# Request:
Identify and copy all lines of the material where the string "placeholder" is found.

# Supplied material:
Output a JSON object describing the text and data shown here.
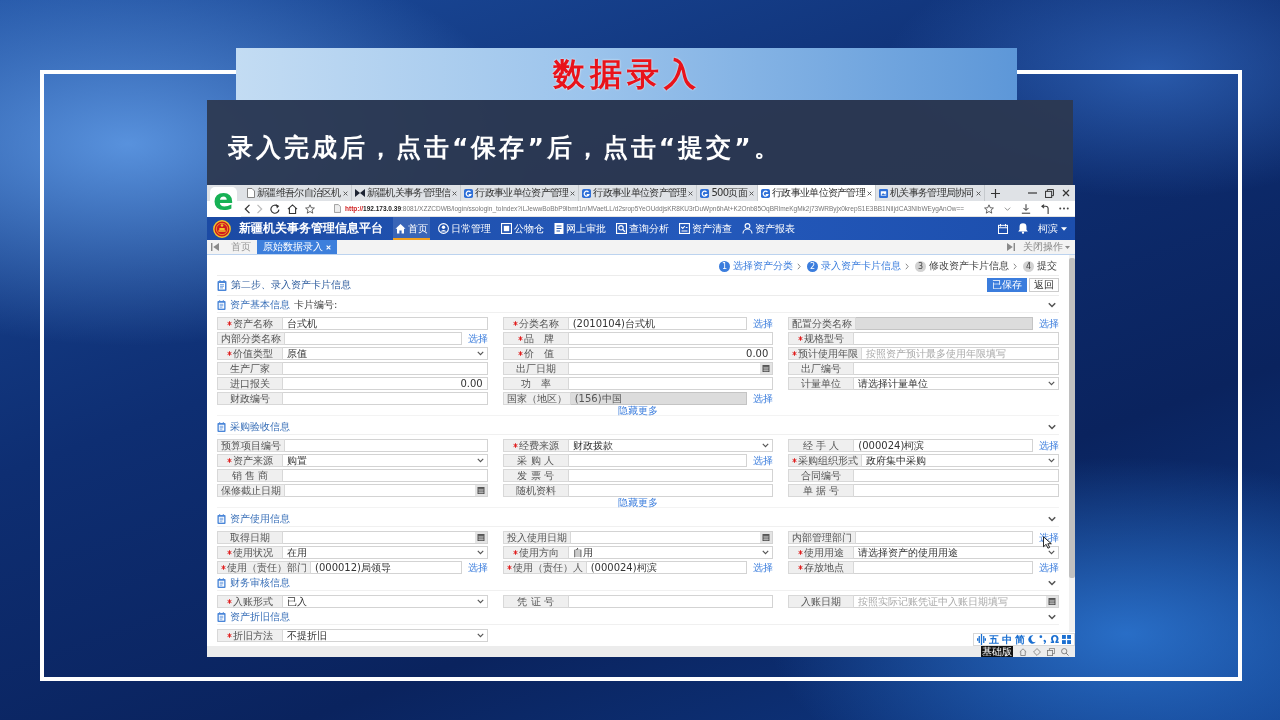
{
  "slide": {
    "title": "数据录入",
    "instruction": "录入完成后，点击“保存”后，点击“提交”。"
  },
  "browser": {
    "logo": "e",
    "tabs": [
      {
        "title": "新疆维吾尔自治区机",
        "selected": false
      },
      {
        "title": "新疆机关事务管理信",
        "selected": false
      },
      {
        "title": "行政事业单位资产管理",
        "selected": false
      },
      {
        "title": "行政事业单位资产管理",
        "selected": false
      },
      {
        "title": "500页面",
        "selected": false
      },
      {
        "title": "行政事业单位资产管理",
        "selected": true
      },
      {
        "title": "机关事务管理局协同",
        "selected": false
      }
    ],
    "url": {
      "scheme": "http://",
      "host": "192.173.0.39",
      "path": ":8081/XZZCDWB/login/ssologin_toIndex?iLJewwBoBbP9lbmt1n/MVaetLL/d2srop5YeOUddjsKR8KU3rDuWpn6hAt+K2Onb85OqBRlmeKgMk2j73WRByjx0krepS1E3BB1NiIjdCA3NIbWEygAnOw=="
    }
  },
  "app": {
    "title": "新疆机关事务管理信息平台",
    "nav": [
      {
        "label": "首页",
        "selected": true
      },
      {
        "label": "日常管理",
        "selected": false
      },
      {
        "label": "公物仓",
        "selected": false
      },
      {
        "label": "网上审批",
        "selected": false
      },
      {
        "label": "查询分析",
        "selected": false
      },
      {
        "label": "资产清查",
        "selected": false
      },
      {
        "label": "资产报表",
        "selected": false
      }
    ],
    "user": "柯滨",
    "page_tabs": [
      {
        "label": "首页",
        "selected": false,
        "closable": false
      },
      {
        "label": "原始数据录入",
        "selected": true,
        "closable": true
      }
    ],
    "close_menu": "关闭操作"
  },
  "form": {
    "steps": [
      {
        "number": "1",
        "label": "选择资产分类",
        "active": true
      },
      {
        "number": "2",
        "label": "录入资产卡片信息",
        "active": true
      },
      {
        "number": "3",
        "label": "修改资产卡片信息",
        "active": false
      },
      {
        "number": "4",
        "label": "提交",
        "active": false
      }
    ],
    "heading": "第二步、录入资产卡片信息",
    "buttons": [
      {
        "label": "已保存",
        "kind": "primary"
      },
      {
        "label": "返回",
        "kind": "default"
      }
    ],
    "sections": [
      {
        "title": "资产基本信息",
        "note": "卡片编号:",
        "expanded": true,
        "toggle": "隐藏更多",
        "fields": [
          {
            "label": "资产名称",
            "required": true,
            "kind": "text",
            "disabled": false,
            "value": "台式机"
          },
          {
            "label": "分类名称",
            "required": true,
            "kind": "text",
            "disabled": false,
            "value": "(2010104)台式机",
            "link": "选择"
          },
          {
            "label": "配置分类名称",
            "required": false,
            "kind": "text",
            "disabled": true,
            "link": "选择"
          },
          {
            "label": "内部分类名称",
            "required": false,
            "kind": "text",
            "disabled": false,
            "link": "选择"
          },
          {
            "label": "品　牌",
            "required": true,
            "kind": "text",
            "disabled": false
          },
          {
            "label": "规格型号",
            "required": true,
            "kind": "text",
            "disabled": false
          },
          {
            "label": "价值类型",
            "required": true,
            "kind": "select",
            "disabled": false,
            "value": "原值"
          },
          {
            "label": "价　值",
            "required": true,
            "kind": "number",
            "disabled": false,
            "value": "0.00"
          },
          {
            "label": "预计使用年限",
            "required": true,
            "kind": "text",
            "disabled": false,
            "placeholder": "按照资产预计最多使用年限填写"
          },
          {
            "label": "生产厂家",
            "required": false,
            "kind": "text",
            "disabled": false
          },
          {
            "label": "出厂日期",
            "required": false,
            "kind": "date",
            "disabled": false
          },
          {
            "label": "出厂编号",
            "required": false,
            "kind": "text",
            "disabled": false
          },
          {
            "label": "进口报关",
            "required": false,
            "kind": "number",
            "disabled": false,
            "value": "0.00"
          },
          {
            "label": "功　率",
            "required": false,
            "kind": "text",
            "disabled": false
          },
          {
            "label": "计量单位",
            "required": false,
            "kind": "select",
            "disabled": false,
            "value": "请选择计量单位"
          },
          {
            "label": "财政编号",
            "required": false,
            "kind": "text",
            "disabled": false
          },
          {
            "label": "国家（地区）",
            "required": false,
            "kind": "text",
            "disabled": true,
            "value": "(156)中国",
            "link": "选择"
          }
        ]
      },
      {
        "title": "采购验收信息",
        "expanded": true,
        "toggle": "隐藏更多",
        "fields": [
          {
            "label": "预算项目编号",
            "required": false,
            "kind": "text",
            "disabled": false
          },
          {
            "label": "经费来源",
            "required": true,
            "kind": "select",
            "disabled": false,
            "value": "财政拨款"
          },
          {
            "label": "经 手 人",
            "required": false,
            "kind": "text",
            "disabled": false,
            "value": "(000024)柯滨",
            "link": "选择"
          },
          {
            "label": "资产来源",
            "required": true,
            "kind": "select",
            "disabled": false,
            "value": "购置"
          },
          {
            "label": "采 购 人",
            "required": false,
            "kind": "text",
            "disabled": false,
            "link": "选择"
          },
          {
            "label": "采购组织形式",
            "required": true,
            "kind": "select",
            "disabled": false,
            "value": "政府集中采购"
          },
          {
            "label": "销 售 商",
            "required": false,
            "kind": "text",
            "disabled": false
          },
          {
            "label": "发 票 号",
            "required": false,
            "kind": "text",
            "disabled": false
          },
          {
            "label": "合同编号",
            "required": false,
            "kind": "text",
            "disabled": false
          },
          {
            "label": "保修截止日期",
            "required": false,
            "kind": "date",
            "disabled": false
          },
          {
            "label": "随机资料",
            "required": false,
            "kind": "text",
            "disabled": false
          },
          {
            "label": "单 据 号",
            "required": false,
            "kind": "text",
            "disabled": false
          }
        ]
      },
      {
        "title": "资产使用信息",
        "expanded": true,
        "fields": [
          {
            "label": "取得日期",
            "required": false,
            "kind": "date",
            "disabled": false
          },
          {
            "label": "投入使用日期",
            "required": false,
            "kind": "date",
            "disabled": false
          },
          {
            "label": "内部管理部门",
            "required": false,
            "kind": "text",
            "disabled": false,
            "link": "选择"
          },
          {
            "label": "使用状况",
            "required": true,
            "kind": "select",
            "disabled": false,
            "value": "在用"
          },
          {
            "label": "使用方向",
            "required": true,
            "kind": "select",
            "disabled": false,
            "value": "自用"
          },
          {
            "label": "使用用途",
            "required": true,
            "kind": "select",
            "disabled": false,
            "value": "请选择资产的使用用途"
          },
          {
            "label": "使用（责任）部门",
            "required": true,
            "kind": "text",
            "disabled": false,
            "value": "(000012)局领导",
            "link": "选择"
          },
          {
            "label": "使用（责任）人",
            "required": true,
            "kind": "text",
            "disabled": false,
            "value": "(000024)柯滨",
            "link": "选择"
          },
          {
            "label": "存放地点",
            "required": true,
            "kind": "text",
            "disabled": false,
            "link": "选择"
          }
        ]
      },
      {
        "title": "财务审核信息",
        "expanded": true,
        "fields": [
          {
            "label": "入账形式",
            "required": true,
            "kind": "select",
            "disabled": false,
            "value": "已入"
          },
          {
            "label": "凭 证 号",
            "required": false,
            "kind": "text",
            "disabled": false
          },
          {
            "label": "入账日期",
            "required": false,
            "kind": "date",
            "disabled": false,
            "placeholder": "按照实际记账凭证中入账日期填写"
          }
        ]
      },
      {
        "title": "资产折旧信息",
        "expanded": true,
        "fields": [
          {
            "label": "折旧方法",
            "required": true,
            "kind": "select",
            "disabled": false,
            "value": "不提折旧"
          }
        ]
      }
    ]
  },
  "ime": {
    "keys": [
      "五",
      "中",
      "简"
    ],
    "symbol": "Ω",
    "edition": "基础版"
  }
}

# Task solution:
            "placeholder": "按照资产预计最多使用年限填写"
            "placeholder": "按照实际记账凭证中入账日期填写"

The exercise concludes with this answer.